**Exercise:** Every line of the material is to be repeated exactly as it stands.

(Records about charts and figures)
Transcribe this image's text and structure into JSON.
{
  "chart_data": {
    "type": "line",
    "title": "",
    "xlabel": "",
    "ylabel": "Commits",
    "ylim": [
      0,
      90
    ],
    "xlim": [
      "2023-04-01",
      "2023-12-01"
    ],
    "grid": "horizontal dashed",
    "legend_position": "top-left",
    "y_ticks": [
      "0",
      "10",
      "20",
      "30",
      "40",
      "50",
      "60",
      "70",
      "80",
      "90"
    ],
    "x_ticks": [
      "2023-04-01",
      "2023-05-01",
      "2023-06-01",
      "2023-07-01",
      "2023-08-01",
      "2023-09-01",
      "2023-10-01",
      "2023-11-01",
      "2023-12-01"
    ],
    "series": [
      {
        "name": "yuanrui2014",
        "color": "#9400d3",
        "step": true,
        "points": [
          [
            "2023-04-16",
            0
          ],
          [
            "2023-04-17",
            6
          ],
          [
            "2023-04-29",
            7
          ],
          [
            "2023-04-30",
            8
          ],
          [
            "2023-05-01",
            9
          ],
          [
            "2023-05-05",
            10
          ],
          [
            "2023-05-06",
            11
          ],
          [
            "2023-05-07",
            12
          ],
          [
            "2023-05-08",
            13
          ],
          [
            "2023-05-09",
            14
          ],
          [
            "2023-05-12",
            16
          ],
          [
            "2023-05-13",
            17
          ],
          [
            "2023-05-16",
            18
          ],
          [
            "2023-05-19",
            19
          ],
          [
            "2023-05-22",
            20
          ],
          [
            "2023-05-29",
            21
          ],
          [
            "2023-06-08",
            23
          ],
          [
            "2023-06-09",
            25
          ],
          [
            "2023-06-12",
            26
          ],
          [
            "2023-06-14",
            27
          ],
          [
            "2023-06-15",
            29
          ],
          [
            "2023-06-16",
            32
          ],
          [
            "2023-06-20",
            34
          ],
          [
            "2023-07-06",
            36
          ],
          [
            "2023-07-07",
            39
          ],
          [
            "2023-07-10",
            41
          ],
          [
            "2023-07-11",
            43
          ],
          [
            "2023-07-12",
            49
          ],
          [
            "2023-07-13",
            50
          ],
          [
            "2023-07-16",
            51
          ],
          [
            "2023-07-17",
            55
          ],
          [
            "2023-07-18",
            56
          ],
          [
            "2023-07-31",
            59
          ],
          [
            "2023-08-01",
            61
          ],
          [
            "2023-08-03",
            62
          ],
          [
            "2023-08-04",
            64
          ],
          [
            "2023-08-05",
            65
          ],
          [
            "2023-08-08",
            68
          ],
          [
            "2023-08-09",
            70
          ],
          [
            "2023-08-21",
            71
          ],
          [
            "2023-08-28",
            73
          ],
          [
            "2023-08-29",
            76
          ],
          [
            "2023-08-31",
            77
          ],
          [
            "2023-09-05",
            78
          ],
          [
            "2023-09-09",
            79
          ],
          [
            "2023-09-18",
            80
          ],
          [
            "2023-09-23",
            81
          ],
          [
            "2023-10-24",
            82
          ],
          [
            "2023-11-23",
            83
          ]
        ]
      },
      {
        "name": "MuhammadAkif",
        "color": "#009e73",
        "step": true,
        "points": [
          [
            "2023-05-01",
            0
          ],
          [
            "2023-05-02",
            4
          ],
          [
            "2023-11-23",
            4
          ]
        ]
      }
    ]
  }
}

**Response to the exercise:**
Transcribe this image's text and structure into JSON.
{
  "chart_data": {
    "type": "line",
    "title": "",
    "xlabel": "",
    "ylabel": "Commits",
    "ylim": [
      0,
      90
    ],
    "xlim": [
      "2023-04-01",
      "2023-12-01"
    ],
    "grid": "horizontal dashed",
    "legend_position": "top-left",
    "y_ticks": [
      "0",
      "10",
      "20",
      "30",
      "40",
      "50",
      "60",
      "70",
      "80",
      "90"
    ],
    "x_ticks": [
      "2023-04-01",
      "2023-05-01",
      "2023-06-01",
      "2023-07-01",
      "2023-08-01",
      "2023-09-01",
      "2023-10-01",
      "2023-11-01",
      "2023-12-01"
    ],
    "series": [
      {
        "name": "yuanrui2014",
        "color": "#9400d3",
        "step": true,
        "points": [
          [
            "2023-04-16",
            0
          ],
          [
            "2023-04-17",
            6
          ],
          [
            "2023-04-29",
            7
          ],
          [
            "2023-04-30",
            8
          ],
          [
            "2023-05-01",
            9
          ],
          [
            "2023-05-05",
            10
          ],
          [
            "2023-05-06",
            11
          ],
          [
            "2023-05-07",
            12
          ],
          [
            "2023-05-08",
            13
          ],
          [
            "2023-05-09",
            14
          ],
          [
            "2023-05-12",
            16
          ],
          [
            "2023-05-13",
            17
          ],
          [
            "2023-05-16",
            18
          ],
          [
            "2023-05-19",
            19
          ],
          [
            "2023-05-22",
            20
          ],
          [
            "2023-05-29",
            21
          ],
          [
            "2023-06-08",
            23
          ],
          [
            "2023-06-09",
            25
          ],
          [
            "2023-06-12",
            26
          ],
          [
            "2023-06-14",
            27
          ],
          [
            "2023-06-15",
            29
          ],
          [
            "2023-06-16",
            32
          ],
          [
            "2023-06-20",
            34
          ],
          [
            "2023-07-06",
            36
          ],
          [
            "2023-07-07",
            39
          ],
          [
            "2023-07-10",
            41
          ],
          [
            "2023-07-11",
            43
          ],
          [
            "2023-07-12",
            49
          ],
          [
            "2023-07-13",
            50
          ],
          [
            "2023-07-16",
            51
          ],
          [
            "2023-07-17",
            55
          ],
          [
            "2023-07-18",
            56
          ],
          [
            "2023-07-31",
            59
          ],
          [
            "2023-08-01",
            61
          ],
          [
            "2023-08-03",
            62
          ],
          [
            "2023-08-04",
            64
          ],
          [
            "2023-08-05",
            65
          ],
          [
            "2023-08-08",
            68
          ],
          [
            "2023-08-09",
            70
          ],
          [
            "2023-08-21",
            71
          ],
          [
            "2023-08-28",
            73
          ],
          [
            "2023-08-29",
            76
          ],
          [
            "2023-08-31",
            77
          ],
          [
            "2023-09-05",
            78
          ],
          [
            "2023-09-09",
            79
          ],
          [
            "2023-09-18",
            80
          ],
          [
            "2023-09-23",
            81
          ],
          [
            "2023-10-24",
            82
          ],
          [
            "2023-11-23",
            83
          ]
        ]
      },
      {
        "name": "MuhammadAkif",
        "color": "#009e73",
        "step": true,
        "points": [
          [
            "2023-05-01",
            0
          ],
          [
            "2023-05-02",
            4
          ],
          [
            "2023-11-23",
            4
          ]
        ]
      }
    ]
  }
}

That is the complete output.